Dataset extract -

** Begin **

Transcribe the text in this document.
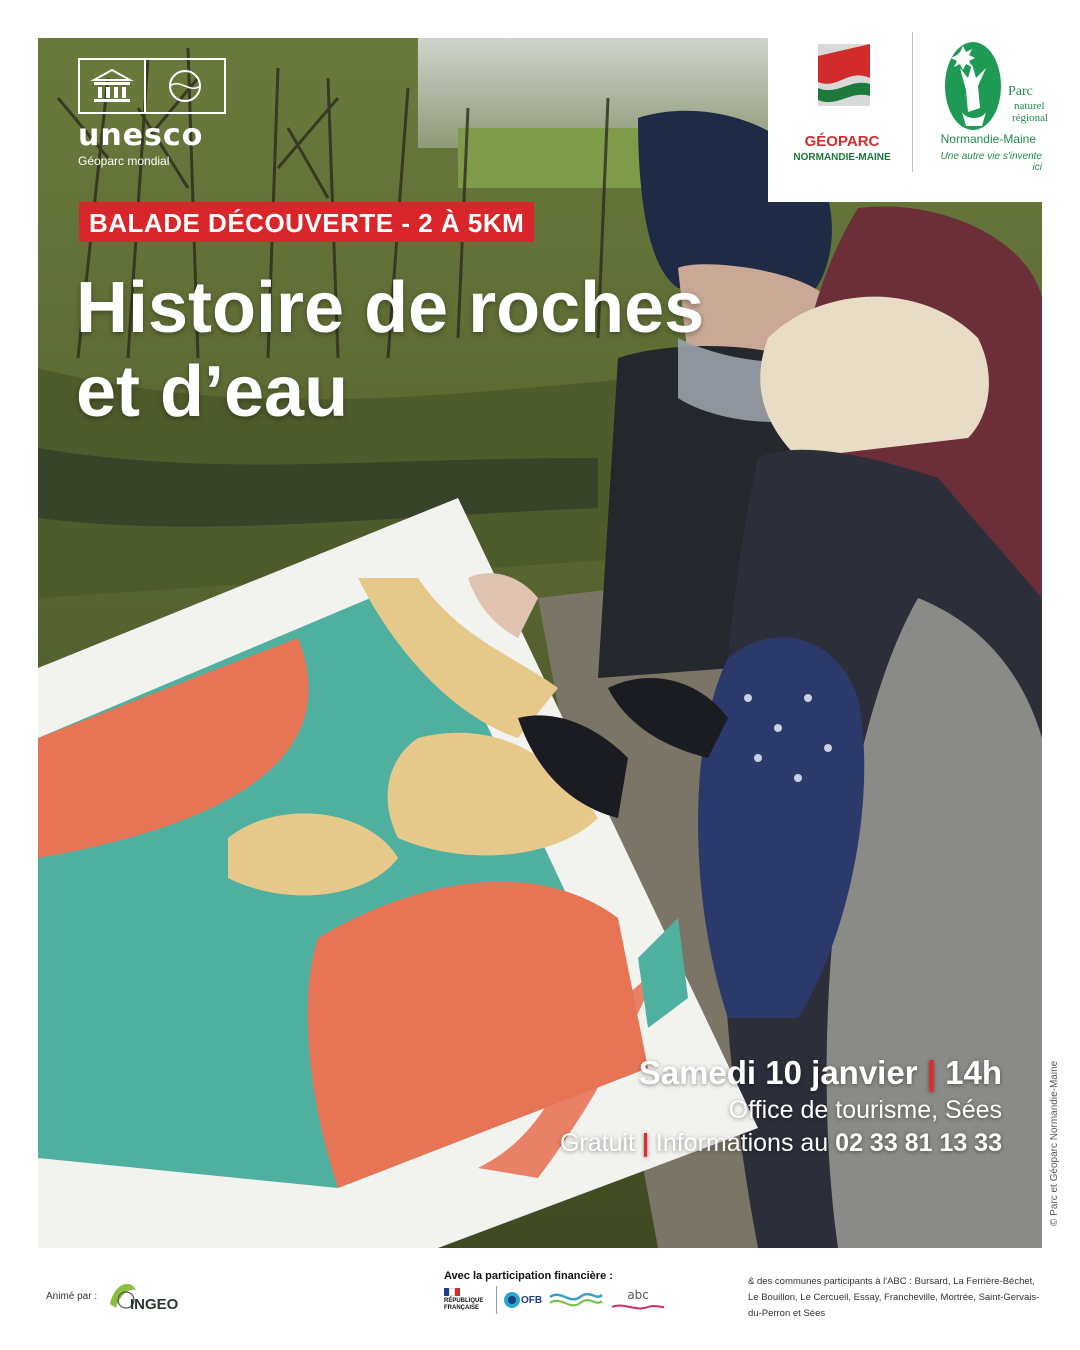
unesco
Géoparc mondial
GÉOPARC
NORMANDIE-MAINE
Parc
naturel
régional
Normandie-Maine
Une autre vie s'invente ici
BALADE DÉCOUVERTE - 2 À 5KM
Histoire de roches
et d’eau
Samedi 10 janvier | 14h
Office de tourisme, Sées
Gratuit | Informations au 02 33 81 13 33	© Parc et Géoparc Normandie-Maine
Animé par : INGEO
Avec la participation financière :
RÉPUBLIQUE FRANÇAISE
OFB	abc
& des communes participants à l'ABC : Bursard, La Ferrière-Béchet, Le Bouillon, Le Cercueil, Essay, Francheville, Mortrée, Saint-Gervais-du-Perron et Sées
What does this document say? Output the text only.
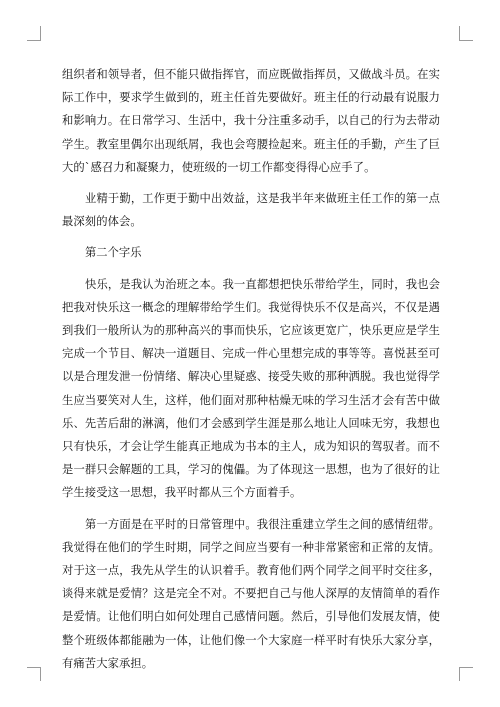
组织者和领导者，但不能只做指挥官，而应既做指挥员，又做战斗员。在实际工作中，要求学生做到的，班主任首先要做好。班主任的行动最有说服力和影响力。在日常学习、生活中，我十分注重多动手，以自己的行为去带动学生。教室里偶尔出现纸屑，我也会弯腰捡起来。班主任的手勤，产生了巨大的`感召力和凝聚力，使班级的一切工作都变得得心应手了。

业精于勤，工作更于勤中出效益，这是我半年来做班主任工作的第一点最深刻的体会。

第二个字乐

快乐，是我认为治班之本。我一直都想把快乐带给学生，同时，我也会把我对快乐这一概念的理解带给学生们。我觉得快乐不仅是高兴，不仅是遇到我们一般所认为的那种高兴的事而快乐，它应该更宽广，快乐更应是学生完成一个节目、解决一道题目、完成一件心里想完成的事等等。喜悦甚至可以是合理发泄一份情绪、解决心里疑惑、接受失败的那种洒脱。我也觉得学生应当要笑对人生，这样，他们面对那种枯燥无味的学习生活才会有苦中做乐、先苦后甜的淋漓，他们才会感到学生涯是那么地让人回味无穷，我想也只有快乐，才会让学生能真正地成为书本的主人，成为知识的驾驭者。而不是一群只会解题的工具，学习的傀儡。为了体现这一思想，也为了很好的让学生接受这一思想，我平时都从三个方面着手。

第一方面是在平时的日常管理中。我很注重建立学生之间的感情纽带。我觉得在他们的学生时期，同学之间应当要有一种非常紧密和正常的友情。对于这一点，我先从学生的认识着手。教育他们两个同学之间平时交往多，谈得来就是爱情？这是完全不对。不要把自己与他人深厚的友情简单的看作是爱情。让他们明白如何处理自己感情问题。然后，引导他们发展友情，使整个班级体都能融为一体，让他们像一个大家庭一样平时有快乐大家分享，有痛苦大家承担。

** End **

Stated exercise - Tally the lines of the listing in which the word "text" occurs, and state the total alone.

Response - 2